### The task
Reproduce every entry exactly, without alteration.

### Information shown

------------------------

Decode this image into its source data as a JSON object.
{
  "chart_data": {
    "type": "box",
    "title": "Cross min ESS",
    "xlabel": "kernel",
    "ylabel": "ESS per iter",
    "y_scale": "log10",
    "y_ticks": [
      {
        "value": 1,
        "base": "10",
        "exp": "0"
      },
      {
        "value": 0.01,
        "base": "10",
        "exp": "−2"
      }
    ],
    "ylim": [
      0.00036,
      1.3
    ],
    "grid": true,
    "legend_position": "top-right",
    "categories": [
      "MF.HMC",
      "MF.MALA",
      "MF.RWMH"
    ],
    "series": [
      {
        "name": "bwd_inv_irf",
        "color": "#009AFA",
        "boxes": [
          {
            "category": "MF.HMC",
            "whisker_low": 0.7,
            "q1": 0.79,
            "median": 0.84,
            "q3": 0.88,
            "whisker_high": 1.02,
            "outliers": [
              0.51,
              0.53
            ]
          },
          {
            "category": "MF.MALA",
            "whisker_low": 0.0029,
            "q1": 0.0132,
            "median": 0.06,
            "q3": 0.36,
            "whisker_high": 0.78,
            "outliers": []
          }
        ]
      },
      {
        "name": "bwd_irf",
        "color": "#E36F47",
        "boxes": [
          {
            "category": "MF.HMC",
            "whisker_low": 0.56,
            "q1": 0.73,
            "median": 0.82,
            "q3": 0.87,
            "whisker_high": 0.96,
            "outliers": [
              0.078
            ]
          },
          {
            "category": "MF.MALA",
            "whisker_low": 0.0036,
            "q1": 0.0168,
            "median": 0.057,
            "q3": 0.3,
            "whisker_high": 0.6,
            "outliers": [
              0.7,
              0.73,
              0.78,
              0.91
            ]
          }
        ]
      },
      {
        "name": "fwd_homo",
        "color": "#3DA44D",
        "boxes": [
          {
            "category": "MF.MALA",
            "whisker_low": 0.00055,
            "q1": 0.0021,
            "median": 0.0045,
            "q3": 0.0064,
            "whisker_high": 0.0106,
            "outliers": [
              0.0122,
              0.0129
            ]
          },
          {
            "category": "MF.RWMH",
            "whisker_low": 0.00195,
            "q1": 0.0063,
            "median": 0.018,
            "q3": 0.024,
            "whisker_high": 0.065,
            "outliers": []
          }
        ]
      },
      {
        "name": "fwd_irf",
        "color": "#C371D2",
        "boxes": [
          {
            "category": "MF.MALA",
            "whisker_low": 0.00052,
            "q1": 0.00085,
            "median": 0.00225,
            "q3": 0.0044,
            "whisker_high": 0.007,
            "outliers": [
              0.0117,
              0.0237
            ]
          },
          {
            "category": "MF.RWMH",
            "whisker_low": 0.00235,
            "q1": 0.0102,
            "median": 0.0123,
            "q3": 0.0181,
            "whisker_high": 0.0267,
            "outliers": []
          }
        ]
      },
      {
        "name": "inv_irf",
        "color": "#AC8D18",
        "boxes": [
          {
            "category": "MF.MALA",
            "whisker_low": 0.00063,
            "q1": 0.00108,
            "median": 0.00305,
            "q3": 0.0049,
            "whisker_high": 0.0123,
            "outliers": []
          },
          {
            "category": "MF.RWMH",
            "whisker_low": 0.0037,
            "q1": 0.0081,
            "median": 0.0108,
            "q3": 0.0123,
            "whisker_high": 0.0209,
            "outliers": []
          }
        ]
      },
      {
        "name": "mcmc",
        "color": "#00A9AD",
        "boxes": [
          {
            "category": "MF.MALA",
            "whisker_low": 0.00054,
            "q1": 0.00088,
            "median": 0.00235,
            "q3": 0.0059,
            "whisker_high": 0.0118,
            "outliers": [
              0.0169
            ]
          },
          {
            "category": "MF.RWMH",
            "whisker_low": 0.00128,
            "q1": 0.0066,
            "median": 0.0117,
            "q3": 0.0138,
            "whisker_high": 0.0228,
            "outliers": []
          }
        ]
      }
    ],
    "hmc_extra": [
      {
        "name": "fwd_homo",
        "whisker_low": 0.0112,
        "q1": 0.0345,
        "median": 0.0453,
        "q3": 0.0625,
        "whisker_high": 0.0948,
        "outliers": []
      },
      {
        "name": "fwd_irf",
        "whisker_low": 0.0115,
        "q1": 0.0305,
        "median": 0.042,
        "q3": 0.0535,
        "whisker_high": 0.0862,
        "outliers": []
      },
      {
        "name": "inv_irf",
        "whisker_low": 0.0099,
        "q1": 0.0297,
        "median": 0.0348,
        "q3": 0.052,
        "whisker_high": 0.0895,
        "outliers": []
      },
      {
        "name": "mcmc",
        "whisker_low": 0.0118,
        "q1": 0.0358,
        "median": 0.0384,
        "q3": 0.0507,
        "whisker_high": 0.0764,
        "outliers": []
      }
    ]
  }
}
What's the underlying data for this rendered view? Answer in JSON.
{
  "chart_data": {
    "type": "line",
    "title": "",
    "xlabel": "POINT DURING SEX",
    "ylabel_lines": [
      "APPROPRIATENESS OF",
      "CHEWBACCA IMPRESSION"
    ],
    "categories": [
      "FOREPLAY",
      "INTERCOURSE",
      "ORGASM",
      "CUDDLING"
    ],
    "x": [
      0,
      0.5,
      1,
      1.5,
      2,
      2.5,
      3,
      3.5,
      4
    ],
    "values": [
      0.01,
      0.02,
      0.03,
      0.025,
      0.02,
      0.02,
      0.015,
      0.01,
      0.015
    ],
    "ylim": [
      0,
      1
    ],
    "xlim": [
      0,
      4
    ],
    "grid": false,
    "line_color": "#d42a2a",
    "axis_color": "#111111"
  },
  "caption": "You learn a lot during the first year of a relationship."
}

------------------------

### Finished task
Decode this image into its source data as a JSON object.
{
  "chart_data": {
    "type": "box",
    "title": "Cross min ESS",
    "xlabel": "kernel",
    "ylabel": "ESS per iter",
    "y_scale": "log10",
    "y_ticks": [
      {
        "value": 1,
        "base": "10",
        "exp": "0"
      },
      {
        "value": 0.01,
        "base": "10",
        "exp": "−2"
      }
    ],
    "ylim": [
      0.00036,
      1.3
    ],
    "grid": true,
    "legend_position": "top-right",
    "categories": [
      "MF.HMC",
      "MF.MALA",
      "MF.RWMH"
    ],
    "series": [
      {
        "name": "bwd_inv_irf",
        "color": "#009AFA",
        "boxes": [
          {
            "category": "MF.HMC",
            "whisker_low": 0.7,
            "q1": 0.79,
            "median": 0.84,
            "q3": 0.88,
            "whisker_high": 1.02,
            "outliers": [
              0.51,
              0.53
            ]
          },
          {
            "category": "MF.MALA",
            "whisker_low": 0.0029,
            "q1": 0.0132,
            "median": 0.06,
            "q3": 0.36,
            "whisker_high": 0.78,
            "outliers": []
          }
        ]
      },
      {
        "name": "bwd_irf",
        "color": "#E36F47",
        "boxes": [
          {
            "category": "MF.HMC",
            "whisker_low": 0.56,
            "q1": 0.73,
            "median": 0.82,
            "q3": 0.87,
            "whisker_high": 0.96,
            "outliers": [
              0.078
            ]
          },
          {
            "category": "MF.MALA",
            "whisker_low": 0.0036,
            "q1": 0.0168,
            "median": 0.057,
            "q3": 0.3,
            "whisker_high": 0.6,
            "outliers": [
              0.7,
              0.73,
              0.78,
              0.91
            ]
          }
        ]
      },
      {
        "name": "fwd_homo",
        "color": "#3DA44D",
        "boxes": [
          {
            "category": "MF.MALA",
            "whisker_low": 0.00055,
            "q1": 0.0021,
            "median": 0.0045,
            "q3": 0.0064,
            "whisker_high": 0.0106,
            "outliers": [
              0.0122,
              0.0129
            ]
          },
          {
            "category": "MF.RWMH",
            "whisker_low": 0.00195,
            "q1": 0.0063,
            "median": 0.018,
            "q3": 0.024,
            "whisker_high": 0.065,
            "outliers": []
          }
        ]
      },
      {
        "name": "fwd_irf",
        "color": "#C371D2",
        "boxes": [
          {
            "category": "MF.MALA",
            "whisker_low": 0.00052,
            "q1": 0.00085,
            "median": 0.00225,
            "q3": 0.0044,
            "whisker_high": 0.007,
            "outliers": [
              0.0117,
              0.0237
            ]
          },
          {
            "category": "MF.RWMH",
            "whisker_low": 0.00235,
            "q1": 0.0102,
            "median": 0.0123,
            "q3": 0.0181,
            "whisker_high": 0.0267,
            "outliers": []
          }
        ]
      },
      {
        "name": "inv_irf",
        "color": "#AC8D18",
        "boxes": [
          {
            "category": "MF.MALA",
            "whisker_low": 0.00063,
            "q1": 0.00108,
            "median": 0.00305,
            "q3": 0.0049,
            "whisker_high": 0.0123,
            "outliers": []
          },
          {
            "category": "MF.RWMH",
            "whisker_low": 0.0037,
            "q1": 0.0081,
            "median": 0.0108,
            "q3": 0.0123,
            "whisker_high": 0.0209,
            "outliers": []
          }
        ]
      },
      {
        "name": "mcmc",
        "color": "#00A9AD",
        "boxes": [
          {
            "category": "MF.MALA",
            "whisker_low": 0.00054,
            "q1": 0.00088,
            "median": 0.00235,
            "q3": 0.0059,
            "whisker_high": 0.0118,
            "outliers": [
              0.0169
            ]
          },
          {
            "category": "MF.RWMH",
            "whisker_low": 0.00128,
            "q1": 0.0066,
            "median": 0.0117,
            "q3": 0.0138,
            "whisker_high": 0.0228,
            "outliers": []
          }
        ]
      }
    ],
    "hmc_extra": [
      {
        "name": "fwd_homo",
        "whisker_low": 0.0112,
        "q1": 0.0345,
        "median": 0.0453,
        "q3": 0.0625,
        "whisker_high": 0.0948,
        "outliers": []
      },
      {
        "name": "fwd_irf",
        "whisker_low": 0.0115,
        "q1": 0.0305,
        "median": 0.042,
        "q3": 0.0535,
        "whisker_high": 0.0862,
        "outliers": []
      },
      {
        "name": "inv_irf",
        "whisker_low": 0.0099,
        "q1": 0.0297,
        "median": 0.0348,
        "q3": 0.052,
        "whisker_high": 0.0895,
        "outliers": []
      },
      {
        "name": "mcmc",
        "whisker_low": 0.0118,
        "q1": 0.0358,
        "median": 0.0384,
        "q3": 0.0507,
        "whisker_high": 0.0764,
        "outliers": []
      }
    ]
  }
}
What's the underlying data for this rendered view? Answer in JSON.
{
  "chart_data": {
    "type": "line",
    "title": "",
    "xlabel": "POINT DURING SEX",
    "ylabel_lines": [
      "APPROPRIATENESS OF",
      "CHEWBACCA IMPRESSION"
    ],
    "categories": [
      "FOREPLAY",
      "INTERCOURSE",
      "ORGASM",
      "CUDDLING"
    ],
    "x": [
      0,
      0.5,
      1,
      1.5,
      2,
      2.5,
      3,
      3.5,
      4
    ],
    "values": [
      0.01,
      0.02,
      0.03,
      0.025,
      0.02,
      0.02,
      0.015,
      0.01,
      0.015
    ],
    "ylim": [
      0,
      1
    ],
    "xlim": [
      0,
      4
    ],
    "grid": false,
    "line_color": "#d42a2a",
    "axis_color": "#111111"
  },
  "caption": "You learn a lot during the first year of a relationship."
}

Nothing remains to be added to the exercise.